• Alıştırma hedefi:
1998'de Öcalan'ın İtalya'da tutulmasını anlatan metne göre, Türkiye medyası D'Alema'ya duyulan öfkeyi hangi manşetle yayınlamıştı?

• Metin bölümü:
__________________________________________________

1998 yılı Kasım ayıydı. PKK Lideri Abdullah Öcalan sonradan anlaşılacak olan bir takım komplo teorileriyle Suriye’den çıkartılmış, İtalya’da gözetim altında tutulmaya başlamıştı. Bir nevi ev hapsindeydi aslında. Türkiye ayağa kalkmış, yapılan diplomasi faaliyetleriyle İtalya’dan Öcalan’ın Türkiye’ye iadesini istenmişti. İtalya ise Anayasa’da varlığını sürdüren idam cezası nedeniyle, uluslararası hukuk kuralları gereği bu duruma yanaşmıyordu. Türkiye ile yaşanan krizde en fazla yıpranan ‘sakıncalı’ konuğunu ağırlayan dönemin Başbakanı Massimo D’Alema olmuştu. Her zaman olduğu gibi şoven duygular söz konusu olduğunda gerisi teferruat olan Türkiye medyası hemen kolları sıvamıştı. D’Alema’ya duyulan öfke, soyadına atıfla yapılan muhteşem ‘yaratıcı’ kelime oyunu ile “Dallama” manşetiyle yayınlanmıştı.
Öcalan’ın İtalya’da tutulduğu iki ay boyunca hemen her gün İtalya’ya tepki eylemleri yapılıyordu. Ben de tıfıl bir muhabir olarak bu eylemleri takip etmeye çalışıyordum. İtalyan elçiliği abluka altına alınmış, öfkeli kalabalık canları sıkıldıkça toplanıp İtalyan bayrağını yakıyordu. İşadamı Sakıp Sabancı’nın Versace marka kravatını yakarak başını çektiği boykot, esnafın sokak ortasına boşalttıkları İtalyan mallarını büyük bir öfke ve hışımla ayaklarının altında ezmesiyle devam ediyordu. Neredeyse Öcalan ve İtalya ile birlikte bütün Kürtlere yönelik öfkelerini çul-çaputtan çıkartmaya çalışan insanları gördükçe aslında ısrarla çelikten olduğunu sandığımız, bugünlerde epeyce dillendirilen duygusal bağın pamuk ipliğine bağlı olduğuna daha o zamandan tanık olmuştum. Hele ki Beyoğlu’nda ülkücülerin yaptığı ve polisin izlediği bir eylemde Kürtlerin St. Antuan Kilisesi’nin içine sıkıştırılarak dövülmeleri gözümün önünden gitmeyen anlardandır.

__________________________________________________

• Sağlanan veriler:
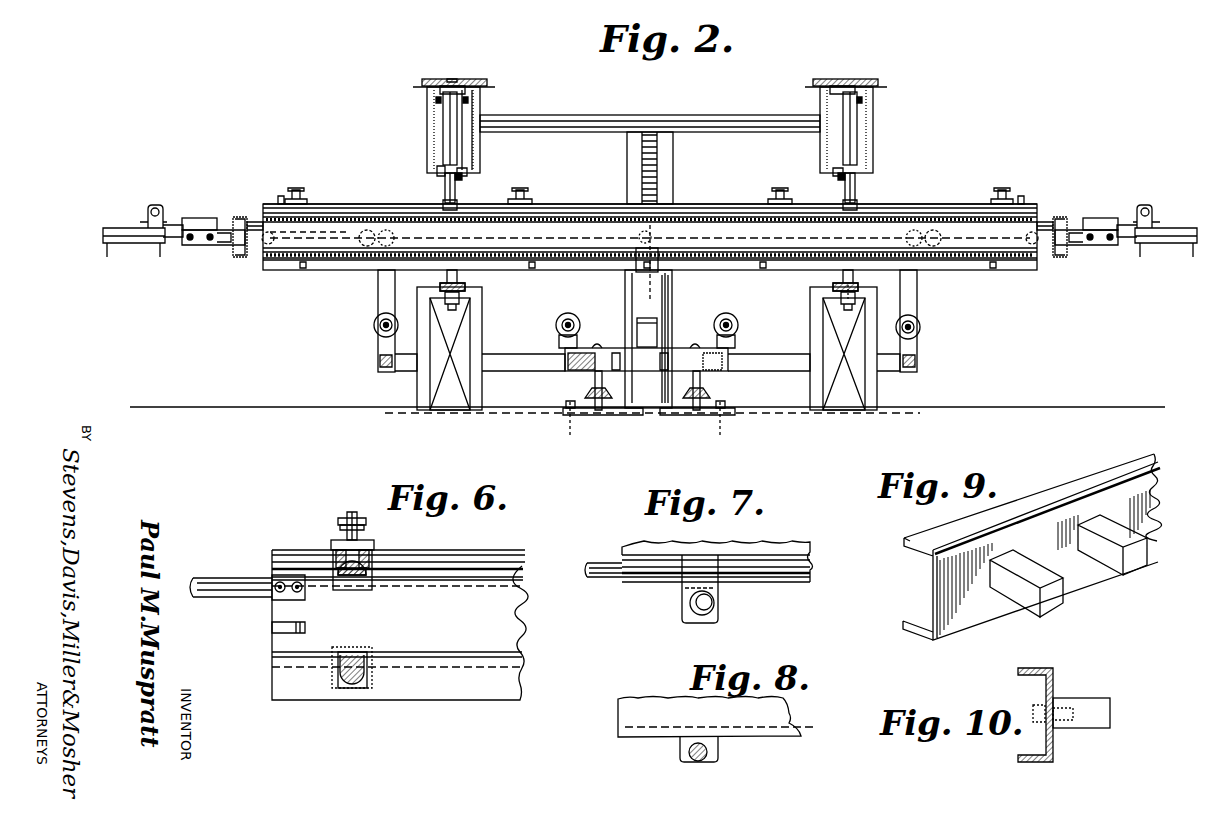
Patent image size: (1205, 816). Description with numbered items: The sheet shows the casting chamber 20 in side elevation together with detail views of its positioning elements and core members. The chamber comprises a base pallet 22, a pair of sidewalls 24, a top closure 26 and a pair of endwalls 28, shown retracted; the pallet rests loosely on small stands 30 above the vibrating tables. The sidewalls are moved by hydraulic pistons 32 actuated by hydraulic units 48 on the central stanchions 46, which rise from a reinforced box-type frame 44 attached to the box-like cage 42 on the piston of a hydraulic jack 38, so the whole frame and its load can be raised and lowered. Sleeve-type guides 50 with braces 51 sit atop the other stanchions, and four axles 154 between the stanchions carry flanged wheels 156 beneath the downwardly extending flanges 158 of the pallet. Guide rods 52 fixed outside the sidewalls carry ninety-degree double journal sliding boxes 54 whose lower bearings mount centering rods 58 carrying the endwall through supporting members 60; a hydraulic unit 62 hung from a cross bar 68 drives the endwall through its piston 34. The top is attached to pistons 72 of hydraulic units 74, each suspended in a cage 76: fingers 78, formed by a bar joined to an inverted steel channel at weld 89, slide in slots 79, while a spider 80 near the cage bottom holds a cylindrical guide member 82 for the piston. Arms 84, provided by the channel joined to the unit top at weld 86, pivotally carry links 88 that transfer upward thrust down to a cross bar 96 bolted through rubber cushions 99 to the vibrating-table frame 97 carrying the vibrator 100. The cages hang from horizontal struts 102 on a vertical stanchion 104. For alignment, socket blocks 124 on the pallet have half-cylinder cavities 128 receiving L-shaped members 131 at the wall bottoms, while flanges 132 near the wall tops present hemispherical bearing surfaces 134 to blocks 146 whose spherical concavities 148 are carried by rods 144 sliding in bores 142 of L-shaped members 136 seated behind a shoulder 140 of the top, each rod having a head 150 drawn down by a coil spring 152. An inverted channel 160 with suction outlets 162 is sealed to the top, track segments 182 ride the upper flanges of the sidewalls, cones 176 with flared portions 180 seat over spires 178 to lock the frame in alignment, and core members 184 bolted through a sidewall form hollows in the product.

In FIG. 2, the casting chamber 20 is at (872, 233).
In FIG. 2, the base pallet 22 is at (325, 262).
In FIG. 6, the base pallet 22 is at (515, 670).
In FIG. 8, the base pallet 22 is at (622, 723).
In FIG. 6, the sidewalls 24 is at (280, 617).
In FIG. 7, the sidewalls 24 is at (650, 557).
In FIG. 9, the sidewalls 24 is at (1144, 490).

__________________________________________________

• Alıştırmanın çözümü:
"Dallama" manşetiyle.